Extracted data entries:
◆ ◆ ◆ ◆

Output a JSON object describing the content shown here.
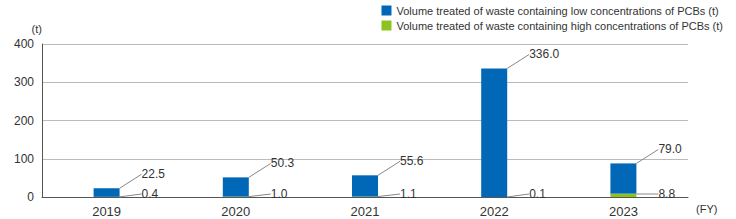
{
  "chart_data": {
    "type": "bar",
    "stacked": true,
    "data_labels": true,
    "grid": true,
    "legend": "top-right",
    "x_label": "(FY)",
    "y_label": "(t)",
    "categories": [
      "2019",
      "2020",
      "2021",
      "2022",
      "2023"
    ],
    "series": [
      {
        "name": "Volume treated of waste containing low concentrations of PCBs (t)",
        "color": "#0068b7",
        "values": [
          22.5,
          50.3,
          55.6,
          336.0,
          79.0
        ],
        "value_labels": [
          "22.5",
          "50.3",
          "55.6",
          "336.0",
          "79.0"
        ]
      },
      {
        "name": "Volume treated of waste containing high concentrations of PCBs (t)",
        "color": "#8dc21f",
        "values": [
          0.4,
          1.0,
          1.1,
          0.1,
          8.8
        ],
        "value_labels": [
          "0.4",
          "1.0",
          "1.1",
          "0.1",
          "8.8"
        ]
      }
    ],
    "ylim": [
      0,
      400
    ],
    "yticks": [
      0,
      100,
      200,
      300,
      400
    ]
  }
}
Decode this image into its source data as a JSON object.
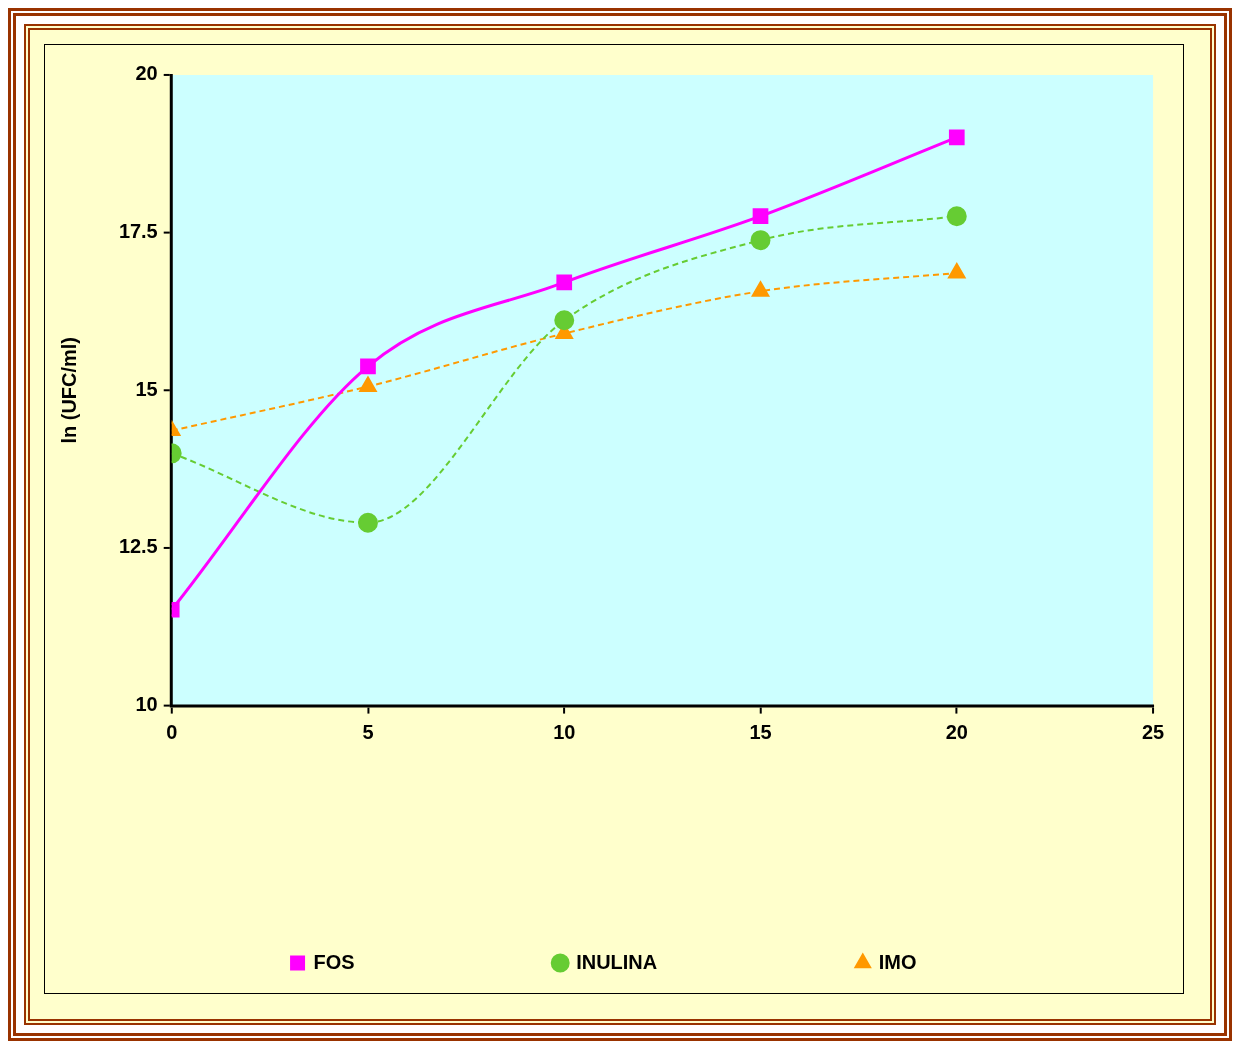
{
  "chart_data": {
    "type": "line",
    "ylabel": "ln (UFC/ml)",
    "x": [
      0,
      5,
      10,
      15,
      20
    ],
    "xlim": [
      0,
      25
    ],
    "xticks": [
      0,
      5,
      10,
      15,
      20,
      25
    ],
    "ylim": [
      10,
      20
    ],
    "yticks": [
      10,
      12.5,
      15,
      17.5,
      20
    ],
    "grid": false,
    "legend": "bottom",
    "series": [
      {
        "name": "FOS",
        "color": "#ff00ff",
        "values": [
          11.52,
          15.38,
          16.71,
          17.76,
          19.01
        ],
        "marker": "square",
        "line_style": "solid"
      },
      {
        "name": "INULINA",
        "color": "#66cc33",
        "values": [
          14.0,
          12.9,
          16.11,
          17.38,
          17.76
        ],
        "marker": "circle",
        "line_style": "dashed"
      },
      {
        "name": "IMO",
        "color": "#ff9900",
        "values": [
          14.36,
          15.06,
          15.9,
          16.57,
          16.86
        ],
        "marker": "triangle",
        "line_style": "dashed"
      }
    ]
  }
}
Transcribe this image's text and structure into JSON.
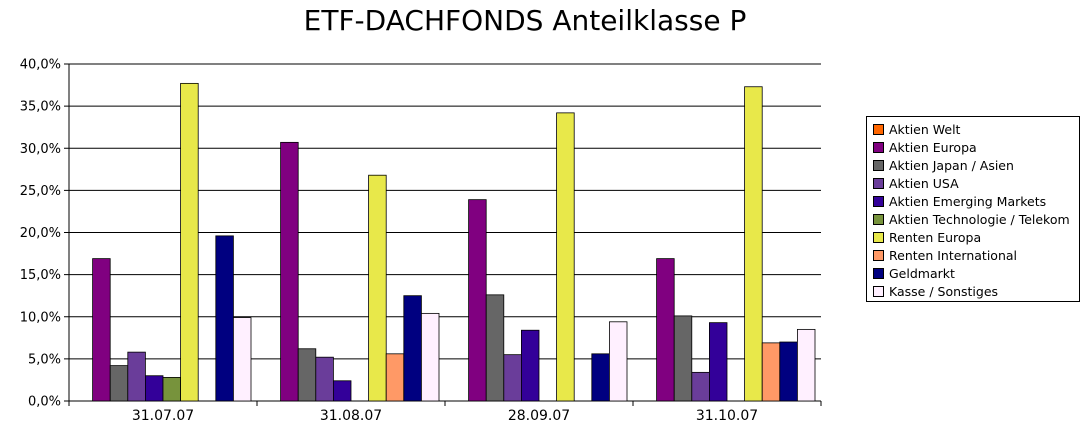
{
  "chart_data": {
    "type": "bar",
    "title": "ETF-DACHFONDS Anteilklasse P",
    "categories": [
      "31.07.07",
      "31.08.07",
      "28.09.07",
      "31.10.07"
    ],
    "ylim": [
      0,
      40
    ],
    "yticks": [
      0,
      5,
      10,
      15,
      20,
      25,
      30,
      35,
      40
    ],
    "ytick_labels": [
      "0,0%",
      "5,0%",
      "10,0%",
      "15,0%",
      "20,0%",
      "25,0%",
      "30,0%",
      "35,0%",
      "40,0%"
    ],
    "grid": true,
    "legend_position": "right",
    "series": [
      {
        "name": "Aktien Welt",
        "color": "#ff6600",
        "values": [
          0,
          0,
          0,
          0
        ]
      },
      {
        "name": "Aktien Europa",
        "color": "#800080",
        "values": [
          16.9,
          30.7,
          23.9,
          16.9
        ]
      },
      {
        "name": "Aktien Japan / Asien",
        "color": "#666666",
        "values": [
          4.2,
          6.2,
          12.6,
          10.1
        ]
      },
      {
        "name": "Aktien USA",
        "color": "#6a3d9a",
        "values": [
          5.8,
          5.2,
          5.5,
          3.4
        ]
      },
      {
        "name": "Aktien Emerging Markets",
        "color": "#330099",
        "values": [
          3.0,
          2.4,
          8.4,
          9.3
        ]
      },
      {
        "name": "Aktien Technologie / Telekom",
        "color": "#77933c",
        "values": [
          2.8,
          0,
          0,
          0
        ]
      },
      {
        "name": "Renten Europa",
        "color": "#e8e84a",
        "values": [
          37.7,
          26.8,
          34.2,
          37.3
        ]
      },
      {
        "name": "Renten International",
        "color": "#ff9966",
        "values": [
          0,
          5.6,
          0,
          6.9
        ]
      },
      {
        "name": "Geldmarkt",
        "color": "#000080",
        "values": [
          19.6,
          12.5,
          5.6,
          7.0
        ]
      },
      {
        "name": "Kasse / Sonstiges",
        "color": "#fff0ff",
        "values": [
          9.9,
          10.4,
          9.4,
          8.5
        ]
      }
    ]
  }
}
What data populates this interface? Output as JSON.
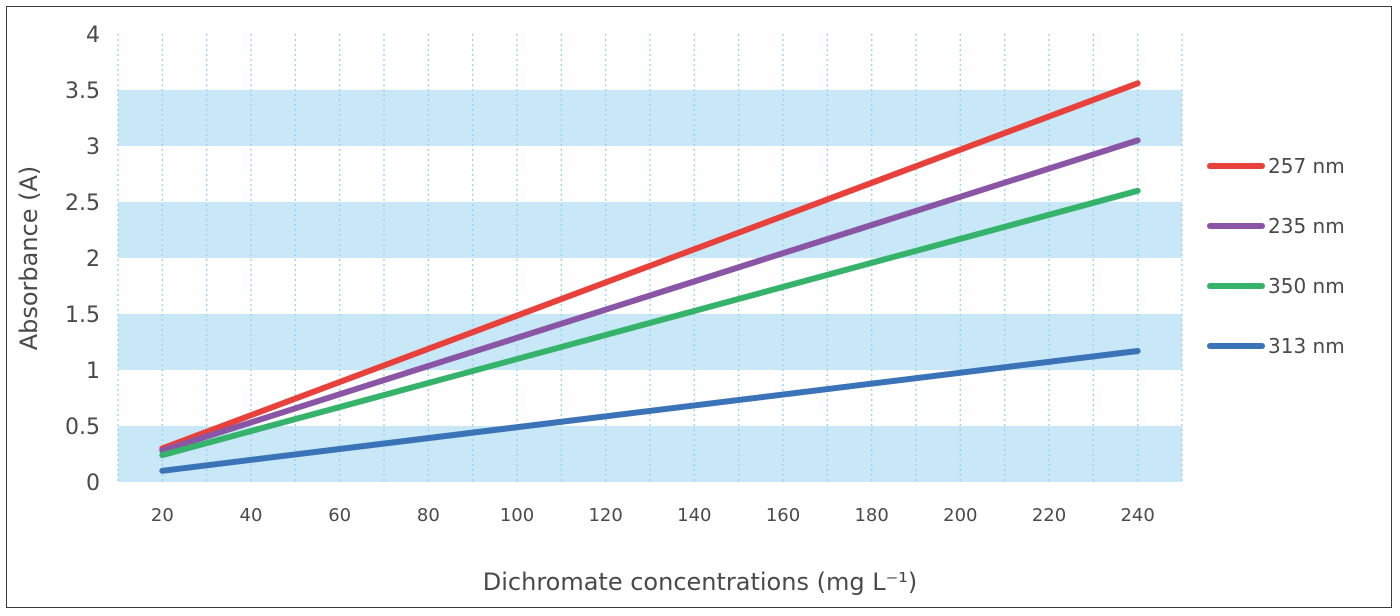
{
  "chart_data": {
    "type": "line",
    "title": "",
    "xlabel": "Dichromate concentrations (mg L⁻¹)",
    "ylabel": "Absorbance (A)",
    "x": [
      20,
      240
    ],
    "xticks": [
      "20",
      "40",
      "60",
      "80",
      "100",
      "120",
      "140",
      "160",
      "180",
      "200",
      "220",
      "240"
    ],
    "yticks": [
      "0",
      "0.5",
      "1",
      "1.5",
      "2",
      "2.5",
      "3",
      "3.5",
      "4"
    ],
    "xlim": [
      10,
      250
    ],
    "ylim": [
      0,
      4
    ],
    "band_color": "#c9e8f7",
    "legend_position": "right",
    "series": [
      {
        "name": "257 nm",
        "color": "#e8403a",
        "values": [
          0.3,
          3.56
        ]
      },
      {
        "name": "235 nm",
        "color": "#8a55a5",
        "values": [
          0.28,
          3.05
        ]
      },
      {
        "name": "350 nm",
        "color": "#36b36a",
        "values": [
          0.24,
          2.6
        ]
      },
      {
        "name": "313 nm",
        "color": "#3a73b8",
        "values": [
          0.1,
          1.17
        ]
      }
    ]
  }
}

◆ ◆ ◆ ◆

THE REQUEST = All of the material above is to be copied exactly, except for its images.

CORRECT OUTPUT =
Output a JSON object describing the content shown here.
{
  "chart_data": {
    "type": "bar",
    "stacked": true,
    "data_labels": true,
    "grid": true,
    "legend": "top-right",
    "x_label": "(FY)",
    "y_label": "(t)",
    "categories": [
      "2019",
      "2020",
      "2021",
      "2022",
      "2023"
    ],
    "series": [
      {
        "name": "Volume treated of waste containing low concentrations of PCBs (t)",
        "color": "#0068b7",
        "values": [
          22.5,
          50.3,
          55.6,
          336.0,
          79.0
        ],
        "value_labels": [
          "22.5",
          "50.3",
          "55.6",
          "336.0",
          "79.0"
        ]
      },
      {
        "name": "Volume treated of waste containing high concentrations of PCBs (t)",
        "color": "#8dc21f",
        "values": [
          0.4,
          1.0,
          1.1,
          0.1,
          8.8
        ],
        "value_labels": [
          "0.4",
          "1.0",
          "1.1",
          "0.1",
          "8.8"
        ]
      }
    ],
    "ylim": [
      0,
      400
    ],
    "yticks": [
      0,
      100,
      200,
      300,
      400
    ]
  }
}
Decode this image into its source data as a JSON object.
{
  "chart_data": {
    "type": "line",
    "ylabel": "ln (UFC/ml)",
    "x": [
      0,
      5,
      10,
      15,
      20
    ],
    "xlim": [
      0,
      25
    ],
    "xticks": [
      0,
      5,
      10,
      15,
      20,
      25
    ],
    "ylim": [
      10,
      20
    ],
    "yticks": [
      10,
      12.5,
      15,
      17.5,
      20
    ],
    "grid": false,
    "legend": "bottom",
    "series": [
      {
        "name": "FOS",
        "color": "#ff00ff",
        "values": [
          11.52,
          15.38,
          16.71,
          17.76,
          19.01
        ],
        "marker": "square",
        "line_style": "solid"
      },
      {
        "name": "INULINA",
        "color": "#66cc33",
        "values": [
          14.0,
          12.9,
          16.11,
          17.38,
          17.76
        ],
        "marker": "circle",
        "line_style": "dashed"
      },
      {
        "name": "IMO",
        "color": "#ff9900",
        "values": [
          14.36,
          15.06,
          15.9,
          16.57,
          16.86
        ],
        "marker": "triangle",
        "line_style": "dashed"
      }
    ]
  }
}
Transcribe this image's text and structure into JSON.
{
  "chart_data": {
    "type": "bar",
    "title": "ETF-DACHFONDS Anteilklasse P",
    "categories": [
      "31.07.07",
      "31.08.07",
      "28.09.07",
      "31.10.07"
    ],
    "ylim": [
      0,
      40
    ],
    "yticks": [
      0,
      5,
      10,
      15,
      20,
      25,
      30,
      35,
      40
    ],
    "ytick_labels": [
      "0,0%",
      "5,0%",
      "10,0%",
      "15,0%",
      "20,0%",
      "25,0%",
      "30,0%",
      "35,0%",
      "40,0%"
    ],
    "grid": true,
    "legend_position": "right",
    "series": [
      {
        "name": "Aktien Welt",
        "color": "#ff6600",
        "values": [
          0,
          0,
          0,
          0
        ]
      },
      {
        "name": "Aktien Europa",
        "color": "#800080",
        "values": [
          16.9,
          30.7,
          23.9,
          16.9
        ]
      },
      {
        "name": "Aktien Japan / Asien",
        "color": "#666666",
        "values": [
          4.2,
          6.2,
          12.6,
          10.1
        ]
      },
      {
        "name": "Aktien USA",
        "color": "#6a3d9a",
        "values": [
          5.8,
          5.2,
          5.5,
          3.4
        ]
      },
      {
        "name": "Aktien Emerging Markets",
        "color": "#330099",
        "values": [
          3.0,
          2.4,
          8.4,
          9.3
        ]
      },
      {
        "name": "Aktien Technologie / Telekom",
        "color": "#77933c",
        "values": [
          2.8,
          0,
          0,
          0
        ]
      },
      {
        "name": "Renten Europa",
        "color": "#e8e84a",
        "values": [
          37.7,
          26.8,
          34.2,
          37.3
        ]
      },
      {
        "name": "Renten International",
        "color": "#ff9966",
        "values": [
          0,
          5.6,
          0,
          6.9
        ]
      },
      {
        "name": "Geldmarkt",
        "color": "#000080",
        "values": [
          19.6,
          12.5,
          5.6,
          7.0
        ]
      },
      {
        "name": "Kasse / Sonstiges",
        "color": "#fff0ff",
        "values": [
          9.9,
          10.4,
          9.4,
          8.5
        ]
      }
    ]
  }
}
What data populates this interface? Output as JSON.
{
  "chart_data": {
    "type": "line",
    "title": "",
    "xlabel": "Dichromate concentrations (mg L⁻¹)",
    "ylabel": "Absorbance (A)",
    "x": [
      20,
      240
    ],
    "xticks": [
      "20",
      "40",
      "60",
      "80",
      "100",
      "120",
      "140",
      "160",
      "180",
      "200",
      "220",
      "240"
    ],
    "yticks": [
      "0",
      "0.5",
      "1",
      "1.5",
      "2",
      "2.5",
      "3",
      "3.5",
      "4"
    ],
    "xlim": [
      10,
      250
    ],
    "ylim": [
      0,
      4
    ],
    "band_color": "#c9e8f7",
    "legend_position": "right",
    "series": [
      {
        "name": "257 nm",
        "color": "#e8403a",
        "values": [
          0.3,
          3.56
        ]
      },
      {
        "name": "235 nm",
        "color": "#8a55a5",
        "values": [
          0.28,
          3.05
        ]
      },
      {
        "name": "350 nm",
        "color": "#36b36a",
        "values": [
          0.24,
          2.6
        ]
      },
      {
        "name": "313 nm",
        "color": "#3a73b8",
        "values": [
          0.1,
          1.17
        ]
      }
    ]
  }
}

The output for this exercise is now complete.